Collection entries
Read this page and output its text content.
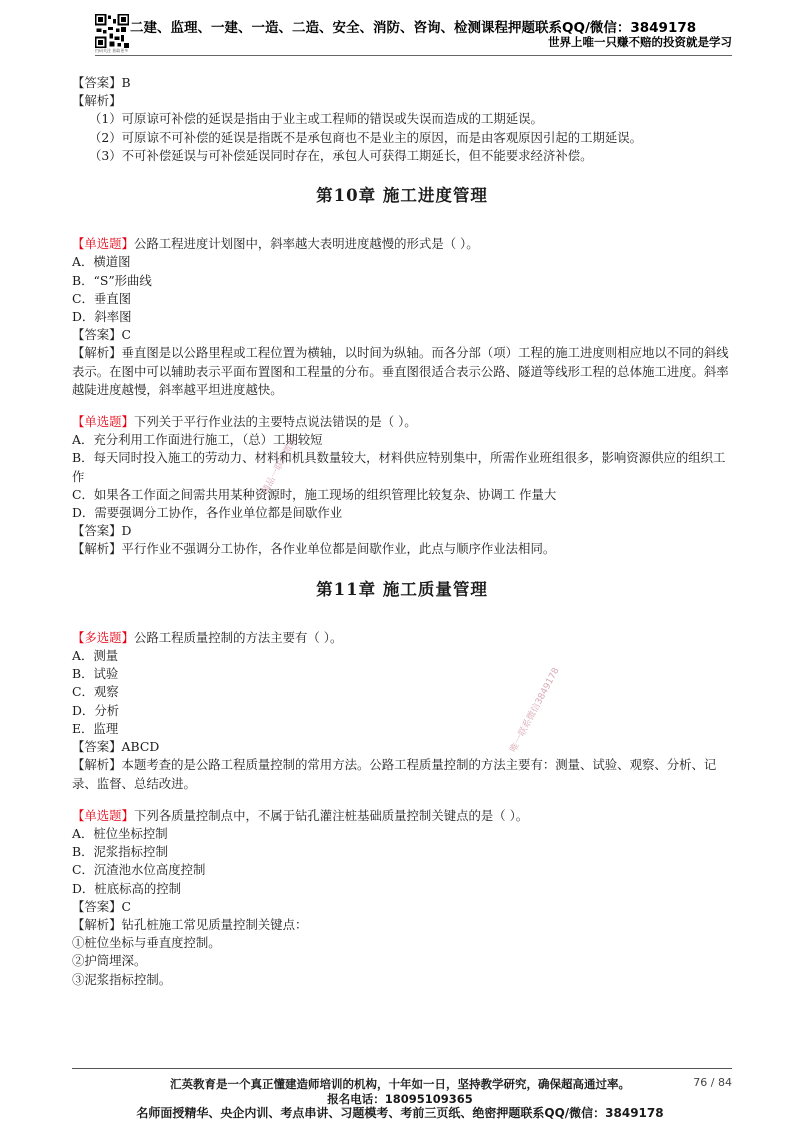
扫码关注 获取更多
二建、监理、一建、一造、二造、安全、消防、咨询、检测课程押题联系QQ/微信：3849178
世界上唯一只赚不赔的投资就是学习
精品一联系微信
唯一联系微信3849178
【答案】B
【解析】
（1）可原谅可补偿的延误是指由于业主或工程师的错误或失误而造成的工期延误。
（2）可原谅不可补偿的延误是指既不是承包商也不是业主的原因，而是由客观原因引起的工期延误。
（3）不可补偿延误与可补偿延误同时存在，承包人可获得工期延长，但不能要求经济补偿。
第10章 施工进度管理
【单选题】公路工程进度计划图中，斜率越大表明进度越慢的形式是（ ）。
A．横道图
B．“S”形曲线
C．垂直图
D．斜率图
【答案】C
【解析】垂直图是以公路里程或工程位置为横轴，以时间为纵轴。而各分部（项）工程的施工进度则相应地以不同的斜线表示。在图中可以辅助表示平面布置图和工程量的分布。垂直图很适合表示公路、隧道等线形工程的总体施工进度。斜率越陡进度越慢，斜率越平坦进度越快。
【单选题】下列关于平行作业法的主要特点说法错误的是（ ）。
A．充分利用工作面进行施工，（总）工期较短
B．每天同时投入施工的劳动力、材料和机具数量较大，材料供应特别集中，所需作业班组很多，影响资源供应的组织工作
C．如果各工作面之间需共用某种资源时，施工现场的组织管理比较复杂、协调工 作量大
D．需要强调分工协作，各作业单位都是间歇作业
【答案】D
【解析】平行作业不强调分工协作，各作业单位都是间歇作业，此点与顺序作业法相同。
第11章 施工质量管理
【多选题】公路工程质量控制的方法主要有（ ）。
A．测量
B．试验
C．观察
D．分析
E．监理
【答案】ABCD
【解析】本题考查的是公路工程质量控制的常用方法。公路工程质量控制的方法主要有：测量、试验、观察、分析、记录、监督、总结改进。
【单选题】下列各质量控制点中，不属于钻孔灌注桩基础质量控制关键点的是（ ）。
A．桩位坐标控制
B．泥浆指标控制
C．沉渣池水位高度控制
D．桩底标高的控制
【答案】C
【解析】钻孔桩施工常见质量控制关键点：
①桩位坐标与垂直度控制。
②护筒埋深。
③泥浆指标控制。
汇英教育是一个真正懂建造师培训的机构，十年如一日，坚持教学研究，确保超高通过率。	76 / 84
报名电话：18095109365
名师面授精华、央企内训、考点串讲、习题模考、考前三页纸、绝密押题联系QQ/微信：3849178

TASK INSTRUCTIONS:
The records above are to be quoted exactly, with all pictures left out.

REPLY TO THE TASK:
Read this page and output its text content.
扫码关注 获取更多
二建、监理、一建、一造、二造、安全、消防、咨询、检测课程押题联系QQ/微信：3849178
世界上唯一只赚不赔的投资就是学习
精品一联系微信
唯一联系微信3849178
【答案】B
【解析】
（1）可原谅可补偿的延误是指由于业主或工程师的错误或失误而造成的工期延误。
（2）可原谅不可补偿的延误是指既不是承包商也不是业主的原因，而是由客观原因引起的工期延误。
（3）不可补偿延误与可补偿延误同时存在，承包人可获得工期延长，但不能要求经济补偿。
第10章 施工进度管理
【单选题】公路工程进度计划图中，斜率越大表明进度越慢的形式是（ ）。
A．横道图
B．“S”形曲线
C．垂直图
D．斜率图
【答案】C
【解析】垂直图是以公路里程或工程位置为横轴，以时间为纵轴。而各分部（项）工程的施工进度则相应地以不同的斜线表示。在图中可以辅助表示平面布置图和工程量的分布。垂直图很适合表示公路、隧道等线形工程的总体施工进度。斜率越陡进度越慢，斜率越平坦进度越快。
【单选题】下列关于平行作业法的主要特点说法错误的是（ ）。
A．充分利用工作面进行施工，（总）工期较短
B．每天同时投入施工的劳动力、材料和机具数量较大，材料供应特别集中，所需作业班组很多，影响资源供应的组织工作
C．如果各工作面之间需共用某种资源时，施工现场的组织管理比较复杂、协调工 作量大
D．需要强调分工协作，各作业单位都是间歇作业
【答案】D
【解析】平行作业不强调分工协作，各作业单位都是间歇作业，此点与顺序作业法相同。
第11章 施工质量管理
【多选题】公路工程质量控制的方法主要有（ ）。
A．测量
B．试验
C．观察
D．分析
E．监理
【答案】ABCD
【解析】本题考查的是公路工程质量控制的常用方法。公路工程质量控制的方法主要有：测量、试验、观察、分析、记录、监督、总结改进。
【单选题】下列各质量控制点中，不属于钻孔灌注桩基础质量控制关键点的是（ ）。
A．桩位坐标控制
B．泥浆指标控制
C．沉渣池水位高度控制
D．桩底标高的控制
【答案】C
【解析】钻孔桩施工常见质量控制关键点：
①桩位坐标与垂直度控制。
②护筒埋深。
③泥浆指标控制。
汇英教育是一个真正懂建造师培训的机构，十年如一日，坚持教学研究，确保超高通过率。	76 / 84
报名电话：18095109365
名师面授精华、央企内训、考点串讲、习题模考、考前三页纸、绝密押题联系QQ/微信：3849178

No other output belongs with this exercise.